» Description of the task
Locate the word "Superior" in the entries below, then gather every line that holds it.

» Records

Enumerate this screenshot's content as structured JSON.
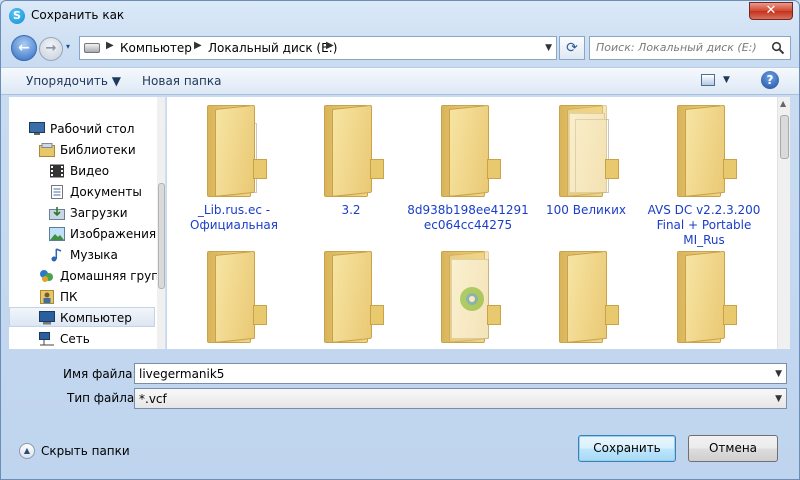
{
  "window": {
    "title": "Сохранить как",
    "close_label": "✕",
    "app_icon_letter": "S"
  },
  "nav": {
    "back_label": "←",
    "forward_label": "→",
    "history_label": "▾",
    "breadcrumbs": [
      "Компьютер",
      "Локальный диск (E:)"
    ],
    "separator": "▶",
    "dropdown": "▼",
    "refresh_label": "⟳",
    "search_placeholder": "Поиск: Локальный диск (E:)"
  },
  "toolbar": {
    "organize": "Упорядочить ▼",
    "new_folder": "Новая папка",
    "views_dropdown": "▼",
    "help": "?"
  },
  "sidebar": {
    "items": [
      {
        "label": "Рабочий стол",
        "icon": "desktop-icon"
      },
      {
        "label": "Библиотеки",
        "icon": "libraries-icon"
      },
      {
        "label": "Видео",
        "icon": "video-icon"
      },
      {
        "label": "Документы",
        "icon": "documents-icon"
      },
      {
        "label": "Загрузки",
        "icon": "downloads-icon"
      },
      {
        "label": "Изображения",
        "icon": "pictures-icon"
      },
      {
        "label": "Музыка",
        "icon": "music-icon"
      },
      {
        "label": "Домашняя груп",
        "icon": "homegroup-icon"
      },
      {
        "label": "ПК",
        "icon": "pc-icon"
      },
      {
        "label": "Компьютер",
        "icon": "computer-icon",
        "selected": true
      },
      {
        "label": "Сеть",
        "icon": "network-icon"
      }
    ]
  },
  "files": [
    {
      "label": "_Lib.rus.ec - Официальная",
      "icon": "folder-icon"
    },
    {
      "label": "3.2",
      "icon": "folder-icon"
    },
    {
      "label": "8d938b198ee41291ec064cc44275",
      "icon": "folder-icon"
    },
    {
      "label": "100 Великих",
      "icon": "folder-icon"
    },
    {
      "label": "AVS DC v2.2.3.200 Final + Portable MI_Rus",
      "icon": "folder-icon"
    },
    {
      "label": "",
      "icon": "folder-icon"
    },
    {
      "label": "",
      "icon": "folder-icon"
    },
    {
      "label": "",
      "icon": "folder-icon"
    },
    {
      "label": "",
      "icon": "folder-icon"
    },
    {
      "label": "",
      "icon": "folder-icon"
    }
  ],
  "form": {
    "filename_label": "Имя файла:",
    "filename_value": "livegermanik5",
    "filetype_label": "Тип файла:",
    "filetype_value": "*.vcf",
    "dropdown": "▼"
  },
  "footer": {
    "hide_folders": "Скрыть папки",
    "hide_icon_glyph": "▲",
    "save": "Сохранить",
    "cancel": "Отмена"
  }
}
...
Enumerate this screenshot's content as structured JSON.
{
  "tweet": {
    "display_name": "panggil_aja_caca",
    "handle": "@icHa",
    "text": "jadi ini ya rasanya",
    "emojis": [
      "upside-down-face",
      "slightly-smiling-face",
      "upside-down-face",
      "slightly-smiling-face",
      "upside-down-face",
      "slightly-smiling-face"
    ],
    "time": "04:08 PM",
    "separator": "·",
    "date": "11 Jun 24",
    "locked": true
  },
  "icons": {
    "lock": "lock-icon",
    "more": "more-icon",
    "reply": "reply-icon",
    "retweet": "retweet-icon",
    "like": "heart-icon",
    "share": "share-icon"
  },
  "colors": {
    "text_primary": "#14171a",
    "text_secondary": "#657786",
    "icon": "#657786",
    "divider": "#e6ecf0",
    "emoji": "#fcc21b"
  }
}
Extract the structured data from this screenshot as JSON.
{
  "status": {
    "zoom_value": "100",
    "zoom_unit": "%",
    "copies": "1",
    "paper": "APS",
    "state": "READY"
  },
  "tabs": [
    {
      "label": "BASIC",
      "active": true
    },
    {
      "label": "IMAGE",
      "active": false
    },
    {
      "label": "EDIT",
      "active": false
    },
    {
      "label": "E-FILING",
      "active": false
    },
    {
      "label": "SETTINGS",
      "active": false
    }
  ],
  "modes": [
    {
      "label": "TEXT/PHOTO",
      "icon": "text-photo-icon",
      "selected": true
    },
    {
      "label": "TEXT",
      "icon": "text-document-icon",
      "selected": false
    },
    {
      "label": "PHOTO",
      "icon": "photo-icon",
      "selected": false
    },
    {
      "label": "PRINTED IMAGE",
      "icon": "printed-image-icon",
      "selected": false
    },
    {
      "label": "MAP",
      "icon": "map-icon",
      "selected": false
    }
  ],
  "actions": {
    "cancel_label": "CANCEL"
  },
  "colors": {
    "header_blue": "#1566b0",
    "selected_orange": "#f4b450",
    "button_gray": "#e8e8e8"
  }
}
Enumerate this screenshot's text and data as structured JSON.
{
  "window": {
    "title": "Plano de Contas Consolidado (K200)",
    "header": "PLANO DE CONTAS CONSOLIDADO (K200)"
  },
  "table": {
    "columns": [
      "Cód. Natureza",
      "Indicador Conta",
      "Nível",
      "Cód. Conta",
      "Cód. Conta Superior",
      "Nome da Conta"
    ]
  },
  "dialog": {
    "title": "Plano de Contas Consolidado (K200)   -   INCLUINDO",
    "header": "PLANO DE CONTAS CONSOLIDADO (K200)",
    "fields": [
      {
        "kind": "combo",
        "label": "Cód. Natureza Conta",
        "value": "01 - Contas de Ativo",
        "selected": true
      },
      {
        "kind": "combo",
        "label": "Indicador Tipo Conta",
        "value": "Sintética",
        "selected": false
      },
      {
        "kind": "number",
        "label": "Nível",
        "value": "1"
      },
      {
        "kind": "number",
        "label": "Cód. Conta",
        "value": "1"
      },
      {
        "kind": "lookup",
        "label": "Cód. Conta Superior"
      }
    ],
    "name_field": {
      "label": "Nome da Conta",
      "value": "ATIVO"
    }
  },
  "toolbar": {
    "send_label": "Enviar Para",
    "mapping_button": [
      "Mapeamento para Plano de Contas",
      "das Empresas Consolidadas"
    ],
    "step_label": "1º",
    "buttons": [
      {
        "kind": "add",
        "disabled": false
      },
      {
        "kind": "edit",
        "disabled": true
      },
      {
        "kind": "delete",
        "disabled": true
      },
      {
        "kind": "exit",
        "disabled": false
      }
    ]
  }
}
--
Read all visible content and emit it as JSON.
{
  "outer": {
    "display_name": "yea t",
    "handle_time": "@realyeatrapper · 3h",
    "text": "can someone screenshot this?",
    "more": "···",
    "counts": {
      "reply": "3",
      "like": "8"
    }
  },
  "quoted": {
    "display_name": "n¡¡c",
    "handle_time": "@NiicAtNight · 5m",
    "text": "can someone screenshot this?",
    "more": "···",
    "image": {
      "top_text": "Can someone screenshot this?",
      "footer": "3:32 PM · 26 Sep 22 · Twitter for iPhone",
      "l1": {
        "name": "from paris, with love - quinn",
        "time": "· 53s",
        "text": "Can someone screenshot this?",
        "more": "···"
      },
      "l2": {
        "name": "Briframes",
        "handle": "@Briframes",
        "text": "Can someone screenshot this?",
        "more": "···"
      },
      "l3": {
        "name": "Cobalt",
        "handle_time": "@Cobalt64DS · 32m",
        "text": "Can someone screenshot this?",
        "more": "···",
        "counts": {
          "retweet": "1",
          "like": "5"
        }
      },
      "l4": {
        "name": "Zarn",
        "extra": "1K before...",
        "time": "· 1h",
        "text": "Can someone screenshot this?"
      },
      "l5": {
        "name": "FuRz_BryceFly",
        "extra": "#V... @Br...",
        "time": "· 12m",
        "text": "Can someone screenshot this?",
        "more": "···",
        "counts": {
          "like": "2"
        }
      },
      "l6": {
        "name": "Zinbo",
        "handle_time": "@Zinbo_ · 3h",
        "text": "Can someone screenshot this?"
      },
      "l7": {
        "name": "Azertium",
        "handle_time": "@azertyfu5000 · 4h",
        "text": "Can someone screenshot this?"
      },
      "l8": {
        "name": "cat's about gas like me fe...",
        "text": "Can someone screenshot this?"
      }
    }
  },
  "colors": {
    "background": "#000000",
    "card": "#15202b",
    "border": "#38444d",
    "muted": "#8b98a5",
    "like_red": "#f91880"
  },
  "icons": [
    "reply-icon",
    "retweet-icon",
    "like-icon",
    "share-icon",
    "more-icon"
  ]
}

» Problem solution
      "Cód. Conta Superior",
        "label": "Cód. Conta Superior"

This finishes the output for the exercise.